- [Exercise task A]: According to the essay on anti-intellectualism, where did the writer take a job after moving to the country?

- [Source text]:
I had a similar "awakening."

My wife and I were married in 1971 and, we were part of the great hippie disapera that escaped the big city -- Berkeley in our case -- to returned to the land. We believed that country living would be a refuge from the insanity of a war that seemed like it would never end and a presidency -- Richard Nixon -- that had worn us down with its relentless anti-intellectualism and political crimes.

I took a job at Montgomery Wards in Grants Pass, Oregon. On my first week there an crusty old prospector type fellow struck up a conversation with me. He was something right out of novel, torn overalls, dirty, sweat-stained floppy hat, worn boots. In short, he embodied the earthy-truthiness I had come to the country to discover. We spoke for about ten minutes as he reeled off the ills he said were plauging America -- each of which I thoroughly and entirely agreed with. Sensing he had discovered a kindred soul, he leaned toward me as though about to reveal a great truth.

"You know what's at the heart of all these problems," he asked.

I held my breathe. Here it was, my first week in rural America and this high-priest of earth-saltiness was about to reveal to me the truth.

"What?" I asked.

"The damn Jews and n---gers," he said with squint and a nod.

I felt the blood drain out of my young, silly, naive head.

Sure, you can say, but that was way back in 1971. Things have changed. Oh yeah? Think again.

The war against elitists and intellectuals has never been stronger. Hell, they even have their own radio and TV programs today. America's own cultural revolution took to the airwaves in 1990s with the radio and TV ranting of the likes of Rush Limbaugh. The incredible success of such programs is all the evidence needed to prove that that the pool of anti-intellectuals had achieved marketing critical mass.  Rush's anti-intellectual audience was electrified by "one of their own, in effect, "coming out of the closet" and giving voice to their beliefs, fears and frustrations. They were so enthusiastic that they even gave themselves their own gang sign --- "Ditto-heads."

Further evidence of the size and force of America's anti-intellectual movement was the ascent of FOX "News" and it's stable of knuckle-dragging,  anti-intellectual commentators, like Bill O'Reilly.

And so here we are today, faced with another national election. And here they are again, America's own Red Guard in America's own cultural revolution.

Barack Obama is an "elitist" -- well-educated, articulate a complicated person. Therefore must be defeated. John McCain, while definitely no Rhode Scholar,  was a war hero, an uncomplicated person, a "straight-talker," who never makes complex, hard-to-grasp arguments. Therefore must be elected.

Barack Obama's former pastor had the audacity to criticize American policy -- a bridge too far for anti-intellectuals who apparently believe that,  "America right or wrong," is part of the US Constitution ... somewhere in the Second Amendment. So both Pastor Wright and his parishioner, Obama, are "elitists" and therefore "un-American."

- [Exercise task B]: State only how many lines of the listing contain the string "first".

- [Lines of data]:

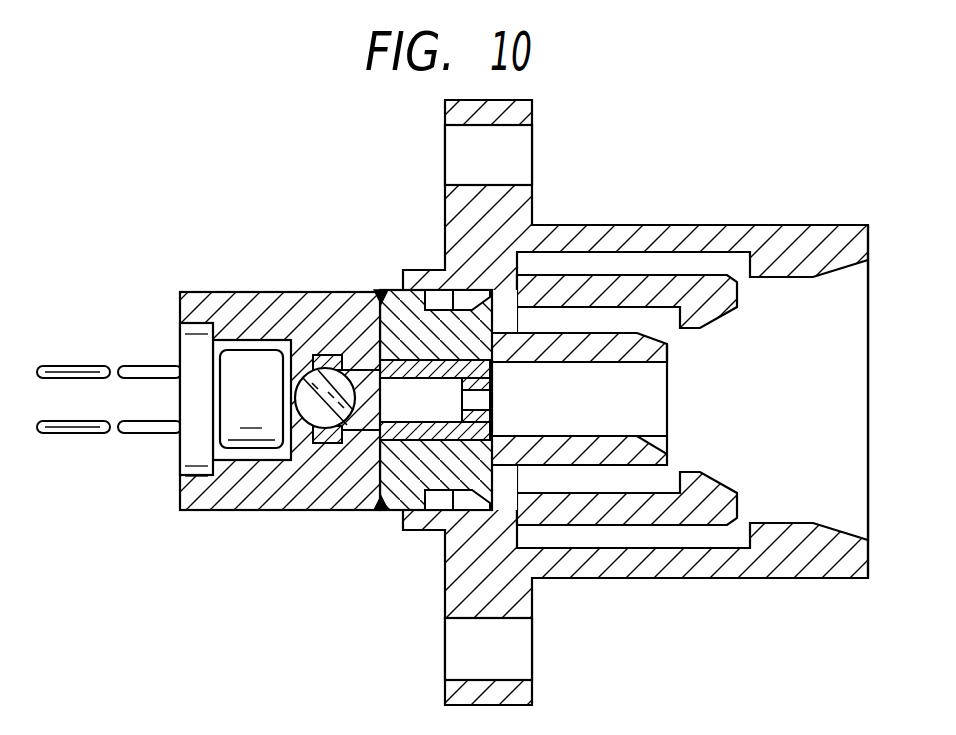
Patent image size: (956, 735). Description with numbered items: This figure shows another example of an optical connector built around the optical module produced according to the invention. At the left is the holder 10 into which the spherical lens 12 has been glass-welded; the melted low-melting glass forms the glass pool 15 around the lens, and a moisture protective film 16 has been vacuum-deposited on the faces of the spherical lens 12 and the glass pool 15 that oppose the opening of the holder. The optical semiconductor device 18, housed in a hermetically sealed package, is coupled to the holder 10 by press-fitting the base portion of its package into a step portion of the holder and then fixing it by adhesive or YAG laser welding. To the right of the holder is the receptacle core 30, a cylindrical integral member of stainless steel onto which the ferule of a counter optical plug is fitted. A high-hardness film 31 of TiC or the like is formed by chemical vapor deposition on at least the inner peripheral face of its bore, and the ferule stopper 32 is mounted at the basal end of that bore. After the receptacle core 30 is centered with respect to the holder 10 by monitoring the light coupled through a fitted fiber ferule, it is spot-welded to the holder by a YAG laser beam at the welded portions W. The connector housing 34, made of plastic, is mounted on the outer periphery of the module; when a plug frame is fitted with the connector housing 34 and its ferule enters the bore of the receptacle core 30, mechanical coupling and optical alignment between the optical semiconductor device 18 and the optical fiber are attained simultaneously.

The holder 10 is at (248, 305).
The spherical lens 12 is at (312, 420).
The glass pool 15 is at (338, 352).
The moisture protective film 16 is at (310, 426).
The optical semiconductor device 18 is at (238, 413).
The receptacle core 30 is at (408, 333).
The high-hardness film 31 is at (600, 430).
The ferule stopper 32 is at (392, 508).
The connector housing 34 is at (500, 587).
The welded portions W is at (381, 290).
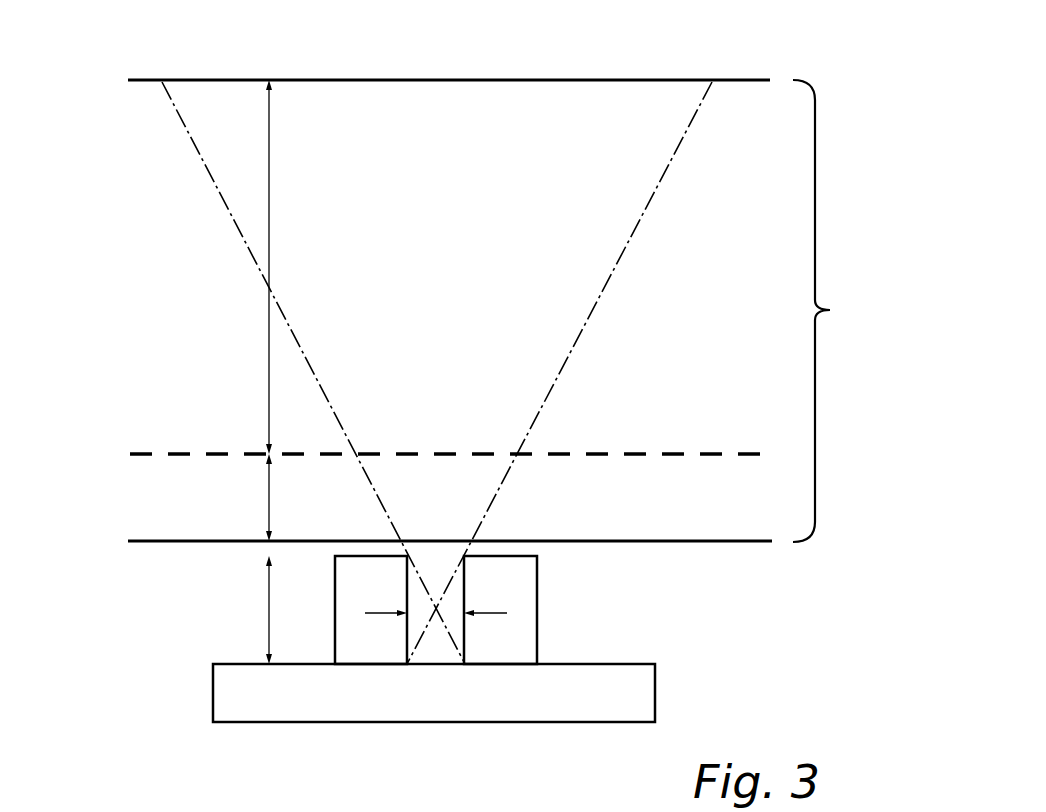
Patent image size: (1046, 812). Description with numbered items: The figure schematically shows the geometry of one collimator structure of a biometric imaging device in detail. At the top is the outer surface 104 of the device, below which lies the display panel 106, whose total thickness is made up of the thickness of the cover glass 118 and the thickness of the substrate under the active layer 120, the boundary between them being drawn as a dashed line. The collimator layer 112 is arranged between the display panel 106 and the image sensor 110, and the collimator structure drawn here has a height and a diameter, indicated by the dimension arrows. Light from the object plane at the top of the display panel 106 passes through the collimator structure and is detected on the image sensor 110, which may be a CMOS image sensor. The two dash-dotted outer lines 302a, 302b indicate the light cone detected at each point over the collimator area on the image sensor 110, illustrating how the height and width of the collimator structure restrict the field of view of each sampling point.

The outer surface 104 is at (676, 80).
The display panel 106 is at (837, 311).
The image sensor 110 is at (655, 695).
The collimator layer 112 is at (635, 611).
The cover glass 118 is at (158, 285).
The active layer 120 is at (158, 490).
The outer line 302a is at (302, 348).
The outer line 302b is at (597, 302).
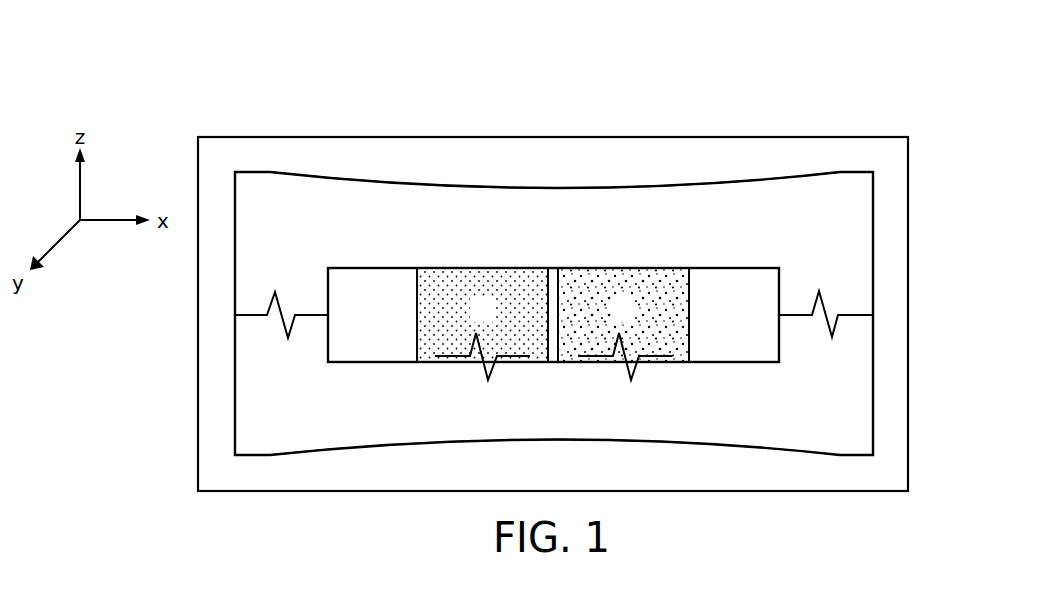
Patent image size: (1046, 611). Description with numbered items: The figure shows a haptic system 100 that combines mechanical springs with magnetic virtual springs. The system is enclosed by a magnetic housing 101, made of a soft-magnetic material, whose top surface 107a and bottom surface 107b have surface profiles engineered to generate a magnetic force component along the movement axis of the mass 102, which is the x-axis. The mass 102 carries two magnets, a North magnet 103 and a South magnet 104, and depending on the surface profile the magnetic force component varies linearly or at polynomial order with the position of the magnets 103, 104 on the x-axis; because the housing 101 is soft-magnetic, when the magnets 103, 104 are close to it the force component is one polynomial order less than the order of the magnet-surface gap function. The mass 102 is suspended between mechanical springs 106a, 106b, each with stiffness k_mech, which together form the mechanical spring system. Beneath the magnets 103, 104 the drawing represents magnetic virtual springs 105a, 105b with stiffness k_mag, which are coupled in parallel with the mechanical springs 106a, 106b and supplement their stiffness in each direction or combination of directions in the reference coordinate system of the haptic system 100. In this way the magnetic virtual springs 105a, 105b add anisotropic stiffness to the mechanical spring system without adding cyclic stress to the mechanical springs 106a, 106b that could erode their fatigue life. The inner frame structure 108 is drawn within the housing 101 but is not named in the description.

The haptic system 100 is at (298, 54).
The magnetic housing 101 is at (552, 137).
The mass 102 is at (351, 369).
The magnet (North) 103 is at (447, 278).
The magnet (South) 104 is at (655, 277).
The magnetic virtual spring 105a is at (489, 378).
The magnetic virtual spring 105b is at (632, 378).
The mechanical spring 106a is at (312, 313).
The mechanical spring 106b is at (796, 310).
The top surface 107a is at (402, 184).
The bottom surface 107b is at (404, 443).
The inner frame 108 is at (331, 222).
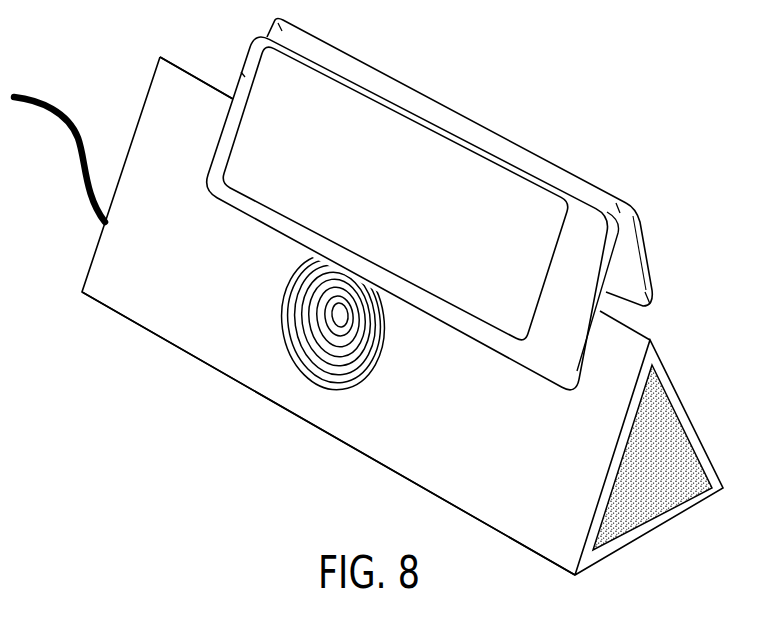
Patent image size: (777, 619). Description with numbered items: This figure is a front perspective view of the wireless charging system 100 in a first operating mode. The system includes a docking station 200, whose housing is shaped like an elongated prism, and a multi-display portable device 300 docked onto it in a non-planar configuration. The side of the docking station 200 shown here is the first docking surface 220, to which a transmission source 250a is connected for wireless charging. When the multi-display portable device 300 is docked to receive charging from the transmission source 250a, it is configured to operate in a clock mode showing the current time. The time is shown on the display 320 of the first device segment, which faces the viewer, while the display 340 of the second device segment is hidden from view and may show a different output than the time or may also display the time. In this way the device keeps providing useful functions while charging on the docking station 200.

The wireless charging system 100 is at (368, 297).
The docking station 200 is at (368, 314).
The first docking surface 220 is at (182, 344).
The transmission source 250a is at (305, 386).
The multi-display portable device 300 is at (448, 204).
The display 320 is at (247, 72).
The display 340 is at (648, 247).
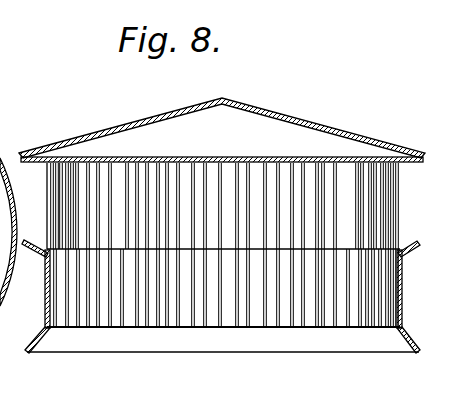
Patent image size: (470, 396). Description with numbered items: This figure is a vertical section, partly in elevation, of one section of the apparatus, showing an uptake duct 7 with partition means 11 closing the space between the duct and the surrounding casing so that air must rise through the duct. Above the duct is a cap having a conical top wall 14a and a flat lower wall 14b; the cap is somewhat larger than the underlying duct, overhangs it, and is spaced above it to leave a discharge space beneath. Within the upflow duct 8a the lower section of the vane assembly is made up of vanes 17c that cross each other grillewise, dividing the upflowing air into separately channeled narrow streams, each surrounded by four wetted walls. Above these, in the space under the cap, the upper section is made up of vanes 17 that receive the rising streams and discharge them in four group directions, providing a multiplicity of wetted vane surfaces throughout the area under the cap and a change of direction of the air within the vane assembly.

The uptake duct 7 is at (38, 167).
The upflow duct 8a is at (43, 312).
The partition means 11 is at (408, 247).
The conical top wall 14a is at (298, 97).
The flat lower wall 14b is at (313, 155).
The vanes 17 is at (103, 180).
The vanes 17c is at (362, 321).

- [Result A]: At Montgomery Wards in Grants Pass, Oregon.

- [Result B]: 2